GIVEN PROBLEM
All of the material below is to be retyped exactly.

DATA SUPPLIED
━━━━━━━━━━━━━━━━━━━━
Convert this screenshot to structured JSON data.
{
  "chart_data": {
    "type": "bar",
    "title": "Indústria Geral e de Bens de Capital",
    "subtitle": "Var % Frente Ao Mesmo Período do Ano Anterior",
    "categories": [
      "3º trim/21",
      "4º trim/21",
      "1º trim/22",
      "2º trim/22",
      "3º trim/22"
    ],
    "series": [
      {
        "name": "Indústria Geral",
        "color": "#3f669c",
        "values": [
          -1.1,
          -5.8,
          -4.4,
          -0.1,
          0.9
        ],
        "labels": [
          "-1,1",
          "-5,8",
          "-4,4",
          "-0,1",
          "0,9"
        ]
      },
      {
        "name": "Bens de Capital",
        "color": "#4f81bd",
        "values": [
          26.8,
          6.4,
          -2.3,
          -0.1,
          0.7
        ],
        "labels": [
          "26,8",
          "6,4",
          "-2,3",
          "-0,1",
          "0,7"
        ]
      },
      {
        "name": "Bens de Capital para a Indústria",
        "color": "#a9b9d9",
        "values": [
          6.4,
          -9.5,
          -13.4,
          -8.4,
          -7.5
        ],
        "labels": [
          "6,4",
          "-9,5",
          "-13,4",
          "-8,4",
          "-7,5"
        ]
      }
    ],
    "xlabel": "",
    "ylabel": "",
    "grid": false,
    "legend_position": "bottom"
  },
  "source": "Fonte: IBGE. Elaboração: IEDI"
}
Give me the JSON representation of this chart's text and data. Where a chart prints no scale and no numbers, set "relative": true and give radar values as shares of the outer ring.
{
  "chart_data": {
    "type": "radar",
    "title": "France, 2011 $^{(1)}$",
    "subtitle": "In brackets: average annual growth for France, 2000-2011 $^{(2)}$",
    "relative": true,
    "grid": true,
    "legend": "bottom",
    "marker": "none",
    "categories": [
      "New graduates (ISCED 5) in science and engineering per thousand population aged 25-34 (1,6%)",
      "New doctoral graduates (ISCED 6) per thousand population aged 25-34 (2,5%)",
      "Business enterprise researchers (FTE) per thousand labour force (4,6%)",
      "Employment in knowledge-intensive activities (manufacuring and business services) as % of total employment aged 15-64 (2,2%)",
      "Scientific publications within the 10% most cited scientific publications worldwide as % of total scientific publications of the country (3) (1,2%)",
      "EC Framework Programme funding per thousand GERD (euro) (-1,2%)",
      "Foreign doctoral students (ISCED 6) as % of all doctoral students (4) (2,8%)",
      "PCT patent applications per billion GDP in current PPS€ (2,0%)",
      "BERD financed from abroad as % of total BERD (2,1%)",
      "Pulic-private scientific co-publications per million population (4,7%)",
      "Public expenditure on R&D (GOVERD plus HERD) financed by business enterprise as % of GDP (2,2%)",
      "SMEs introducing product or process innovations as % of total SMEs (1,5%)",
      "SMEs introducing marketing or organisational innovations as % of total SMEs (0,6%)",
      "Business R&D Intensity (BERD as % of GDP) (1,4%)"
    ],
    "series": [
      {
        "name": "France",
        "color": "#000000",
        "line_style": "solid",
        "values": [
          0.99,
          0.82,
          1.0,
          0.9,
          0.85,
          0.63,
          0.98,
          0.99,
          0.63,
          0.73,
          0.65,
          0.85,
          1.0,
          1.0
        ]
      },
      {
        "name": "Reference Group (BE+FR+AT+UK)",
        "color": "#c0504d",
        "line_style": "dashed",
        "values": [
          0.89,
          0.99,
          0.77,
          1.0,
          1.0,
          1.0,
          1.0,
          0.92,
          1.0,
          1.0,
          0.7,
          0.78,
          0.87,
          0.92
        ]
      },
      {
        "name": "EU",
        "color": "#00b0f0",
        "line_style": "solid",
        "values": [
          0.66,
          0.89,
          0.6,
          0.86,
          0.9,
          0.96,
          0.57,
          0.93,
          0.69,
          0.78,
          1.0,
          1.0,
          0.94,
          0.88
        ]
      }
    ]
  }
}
━━━━━━━━━━━━━━━━━━━━
RESPONSE BELOW
Convert this screenshot to structured JSON data.
{
  "chart_data": {
    "type": "bar",
    "title": "Indústria Geral e de Bens de Capital",
    "subtitle": "Var % Frente Ao Mesmo Período do Ano Anterior",
    "categories": [
      "3º trim/21",
      "4º trim/21",
      "1º trim/22",
      "2º trim/22",
      "3º trim/22"
    ],
    "series": [
      {
        "name": "Indústria Geral",
        "color": "#3f669c",
        "values": [
          -1.1,
          -5.8,
          -4.4,
          -0.1,
          0.9
        ],
        "labels": [
          "-1,1",
          "-5,8",
          "-4,4",
          "-0,1",
          "0,9"
        ]
      },
      {
        "name": "Bens de Capital",
        "color": "#4f81bd",
        "values": [
          26.8,
          6.4,
          -2.3,
          -0.1,
          0.7
        ],
        "labels": [
          "26,8",
          "6,4",
          "-2,3",
          "-0,1",
          "0,7"
        ]
      },
      {
        "name": "Bens de Capital para a Indústria",
        "color": "#a9b9d9",
        "values": [
          6.4,
          -9.5,
          -13.4,
          -8.4,
          -7.5
        ],
        "labels": [
          "6,4",
          "-9,5",
          "-13,4",
          "-8,4",
          "-7,5"
        ]
      }
    ],
    "xlabel": "",
    "ylabel": "",
    "grid": false,
    "legend_position": "bottom"
  },
  "source": "Fonte: IBGE. Elaboração: IEDI"
}
Give me the JSON representation of this chart's text and data. Where a chart prints no scale and no numbers, set "relative": true and give radar values as shares of the outer ring.
{
  "chart_data": {
    "type": "radar",
    "title": "France, 2011 $^{(1)}$",
    "subtitle": "In brackets: average annual growth for France, 2000-2011 $^{(2)}$",
    "relative": true,
    "grid": true,
    "legend": "bottom",
    "marker": "none",
    "categories": [
      "New graduates (ISCED 5) in science and engineering per thousand population aged 25-34 (1,6%)",
      "New doctoral graduates (ISCED 6) per thousand population aged 25-34 (2,5%)",
      "Business enterprise researchers (FTE) per thousand labour force (4,6%)",
      "Employment in knowledge-intensive activities (manufacuring and business services) as % of total employment aged 15-64 (2,2%)",
      "Scientific publications within the 10% most cited scientific publications worldwide as % of total scientific publications of the country (3) (1,2%)",
      "EC Framework Programme funding per thousand GERD (euro) (-1,2%)",
      "Foreign doctoral students (ISCED 6) as % of all doctoral students (4) (2,8%)",
      "PCT patent applications per billion GDP in current PPS€ (2,0%)",
      "BERD financed from abroad as % of total BERD (2,1%)",
      "Pulic-private scientific co-publications per million population (4,7%)",
      "Public expenditure on R&D (GOVERD plus HERD) financed by business enterprise as % of GDP (2,2%)",
      "SMEs introducing product or process innovations as % of total SMEs (1,5%)",
      "SMEs introducing marketing or organisational innovations as % of total SMEs (0,6%)",
      "Business R&D Intensity (BERD as % of GDP) (1,4%)"
    ],
    "series": [
      {
        "name": "France",
        "color": "#000000",
        "line_style": "solid",
        "values": [
          0.99,
          0.82,
          1.0,
          0.9,
          0.85,
          0.63,
          0.98,
          0.99,
          0.63,
          0.73,
          0.65,
          0.85,
          1.0,
          1.0
        ]
      },
      {
        "name": "Reference Group (BE+FR+AT+UK)",
        "color": "#c0504d",
        "line_style": "dashed",
        "values": [
          0.89,
          0.99,
          0.77,
          1.0,
          1.0,
          1.0,
          1.0,
          0.92,
          1.0,
          1.0,
          0.7,
          0.78,
          0.87,
          0.92
        ]
      },
      {
        "name": "EU",
        "color": "#00b0f0",
        "line_style": "solid",
        "values": [
          0.66,
          0.89,
          0.6,
          0.86,
          0.9,
          0.96,
          0.57,
          0.93,
          0.69,
          0.78,
          1.0,
          1.0,
          0.94,
          0.88
        ]
      }
    ]
  }
}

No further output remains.